**Task statement**. Show each line that has the string "三重一大" in it.
==== Records provided
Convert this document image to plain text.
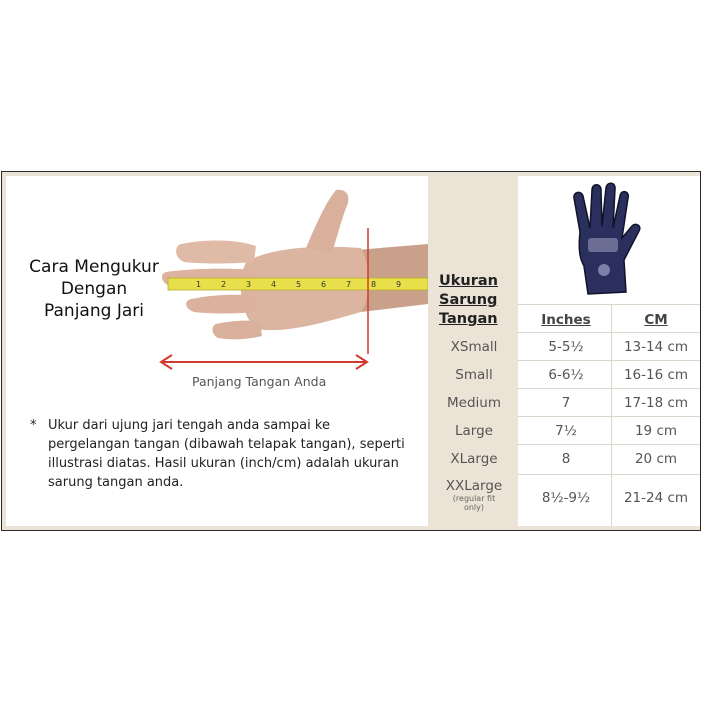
Cara Mengukur
Dengan
Panjang Jari
1 2 3 4 5 6 7 8 9
Panjang Tangan Anda
* Ukur dari ujung jari tengah anda sampai ke pergelangan tangan (dibawah telapak tangan), seperti illustrasi diatas. Hasil ukuran (inch/cm) adalah ukuran sarung tangan anda.
Ukuran
Sarung
Tangan	Inches	CM
XSmall	5-5½	13-14 cm
Small	6-6½	16-16 cm
Medium	7	17-18 cm
Large	7½	19 cm
XLarge	8	20 cm
XXLarge
(regular fit
only)
8½-9½	21-24 cm
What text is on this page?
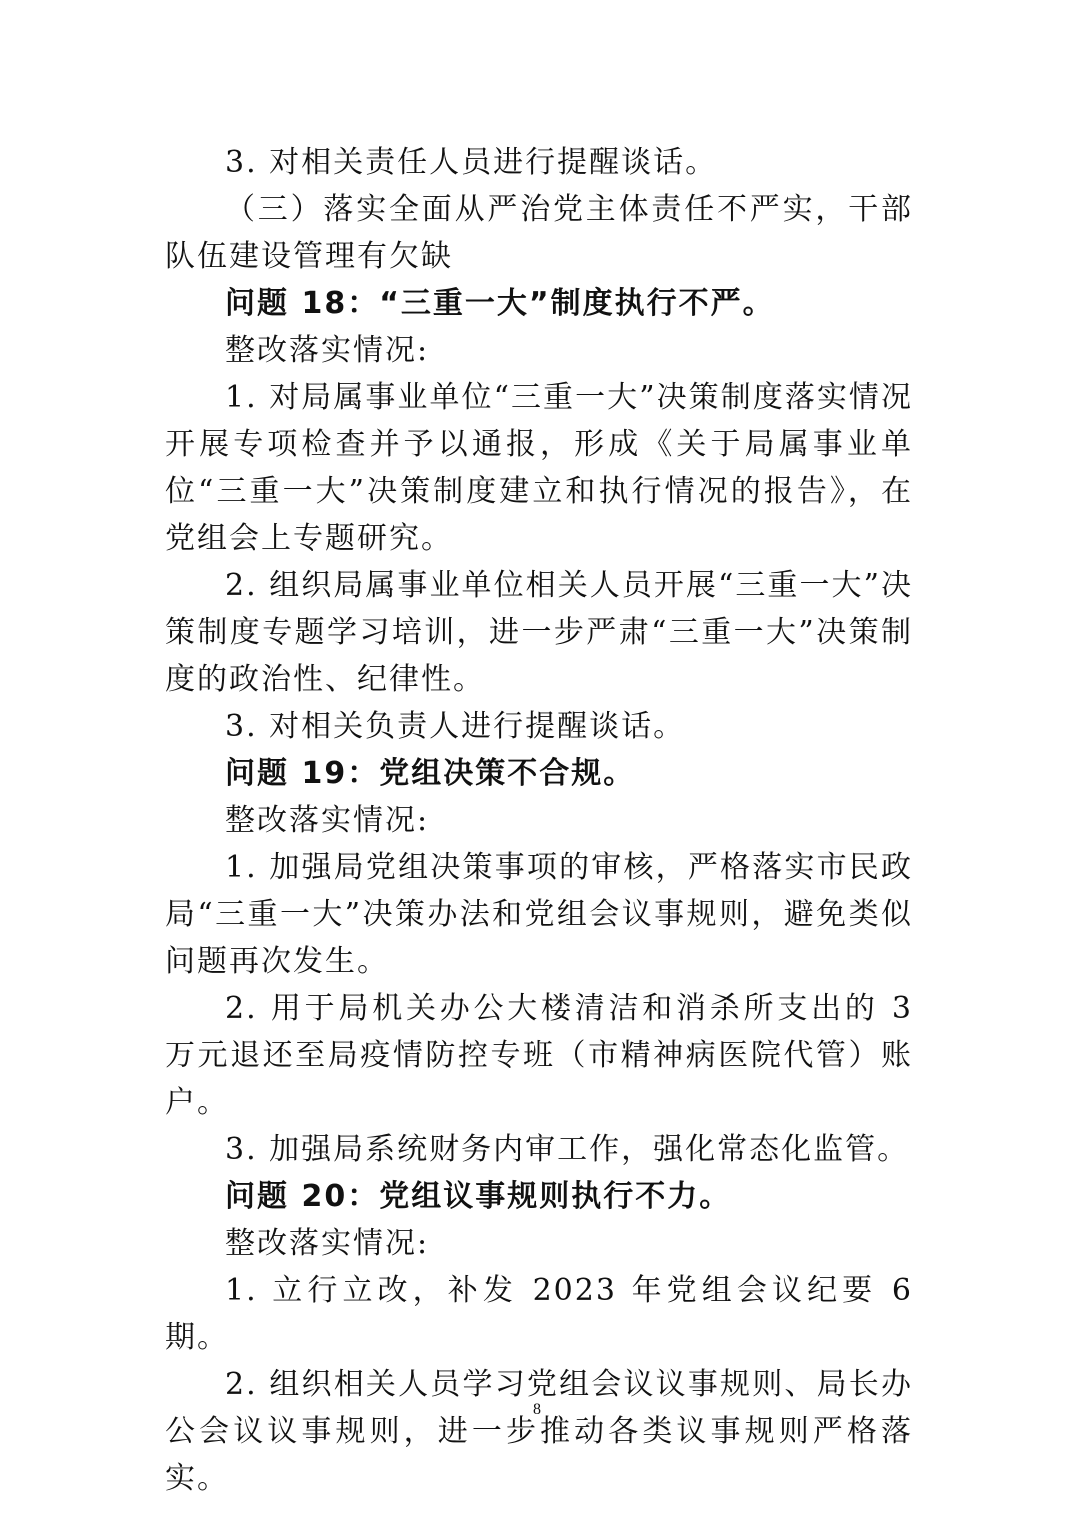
3. 对相关责任人员进行提醒谈话。

（三）落实全面从严治党主体责任不严实，干部队伍建设管理有欠缺

问题 18：“三重一大”制度执行不严。

整改落实情况:

1. 对局属事业单位“三重一大”决策制度落实情况开展专项检查并予以通报，形成《关于局属事业单位“三重一大”决策制度建立和执行情况的报告》，在党组会上专题研究。

2. 组织局属事业单位相关人员开展“三重一大”决策制度专题学习培训，进一步严肃“三重一大”决策制度的政治性、纪律性。

3. 对相关负责人进行提醒谈话。

问题 19：党组决策不合规。

整改落实情况:

1. 加强局党组决策事项的审核，严格落实市民政局“三重一大”决策办法和党组会议事规则，避免类似问题再次发生。

2. 用于局机关办公大楼清洁和消杀所支出的 3 万元退还至局疫情防控专班（市精神病医院代管）账户。

3. 加强局系统财务内审工作，强化常态化监管。

问题 20：党组议事规则执行不力。

整改落实情况:

1. 立行立改，补发 2023 年党组会议纪要 6 期。

2. 组织相关人员学习党组会议议事规则、局长办公会议议事规则，进一步推动各类议事规则严格落实。

8
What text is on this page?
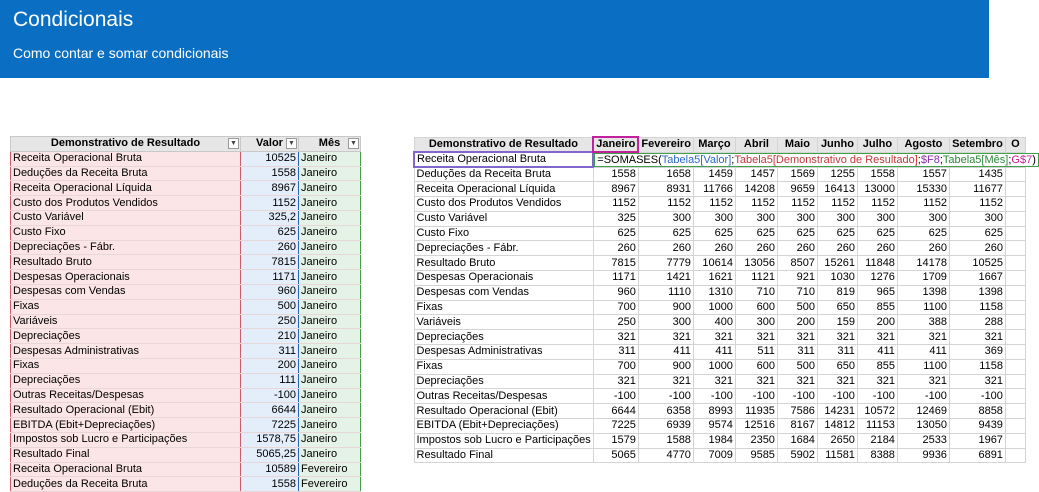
Condicionais
Como contar e somar condicionais
Demonstrativo de Resultado ▼	Valor ▼	Mês ▼

Receita Operacional Bruta	10525	Janeiro
Deduções da Receita Bruta	1558	Janeiro
Receita Operacional Líquida	8967	Janeiro
Custo dos Produtos Vendidos	1152	Janeiro
Custo Variável	325,2	Janeiro
Custo Fixo	625	Janeiro
Depreciações - Fábr.	260	Janeiro
Resultado Bruto	7815	Janeiro
Despesas Operacionais	1171	Janeiro
Despesas com Vendas	960	Janeiro
Fixas	500	Janeiro
Variáveis	250	Janeiro
Depreciações	210	Janeiro
Despesas Administrativas	311	Janeiro
Fixas	200	Janeiro
Depreciações	111	Janeiro
Outras Receitas/Despesas	-100	Janeiro
Resultado Operacional (Ebit)	6644	Janeiro
EBITDA (Ebit+Depreciações)	7225	Janeiro
Impostos sob Lucro e Participações	1578,75	Janeiro
Resultado Final	5065,25	Janeiro
Receita Operacional Bruta	10589	Fevereiro
Deduções da Receita Bruta	1558	Fevereiro
Demonstrativo de Resultado	Janeiro	Fevereiro	Março	Abril	Maio	Junho	Julho	Agosto	Setembro	O
Receita Operacional Bruta	=SOMASES(Tabela5[Valor];Tabela5[Demonstrativo de Resultado];$F8;Tabela5[Mês];G$7)									

Deduções da Receita Bruta	1558	1658	1459	1457	1569	1255	1558	1557	1435	
Receita Operacional Líquida	8967	8931	11766	14208	9659	16413	13000	15330	11677	
Custo dos Produtos Vendidos	1152	1152	1152	1152	1152	1152	1152	1152	1152	
Custo Variável	325	300	300	300	300	300	300	300	300	
Custo Fixo	625	625	625	625	625	625	625	625	625	
Depreciações - Fábr.	260	260	260	260	260	260	260	260	260	
Resultado Bruto	7815	7779	10614	13056	8507	15261	11848	14178	10525	
Despesas Operacionais	1171	1421	1621	1121	921	1030	1276	1709	1667	
Despesas com Vendas	960	1110	1310	710	710	819	965	1398	1398	
Fixas	700	900	1000	600	500	650	855	1100	1158	
Variáveis	250	300	400	300	200	159	200	388	288	
Depreciações	321	321	321	321	321	321	321	321	321	
Despesas Administrativas	311	411	411	511	311	311	411	411	369	
Fixas	700	900	1000	600	500	650	855	1100	1158	
Depreciações	321	321	321	321	321	321	321	321	321	
Outras Receitas/Despesas	-100	-100	-100	-100	-100	-100	-100	-100	-100	
Resultado Operacional (Ebit)	6644	6358	8993	11935	7586	14231	10572	12469	8858	
EBITDA (Ebit+Depreciações)	7225	6939	9574	12516	8167	14812	11153	13050	9439	
Impostos sob Lucro e Participações	1579	1588	1984	2350	1684	2650	2184	2533	1967	
Resultado Final	5065	4770	7009	9585	5902	11581	8388	9936	6891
========
**Exercise response**.
问题 18：“三重一大”制度执行不严。
1. 对局属事业单位“三重一大”决策制度落实情况开展专项检查并予以通报，形成《关于局属事业单位“三重一大”决策制度建立和执行情况的报告》，在党组会上专题研究。
2. 组织局属事业单位相关人员开展“三重一大”决策制度专题学习培训，进一步严肃“三重一大”决策制度的政治性、纪律性。
1. 加强局党组决策事项的审核，严格落实市民政局“三重一大”决策办法和党组会议事规则，避免类似问题再次发生。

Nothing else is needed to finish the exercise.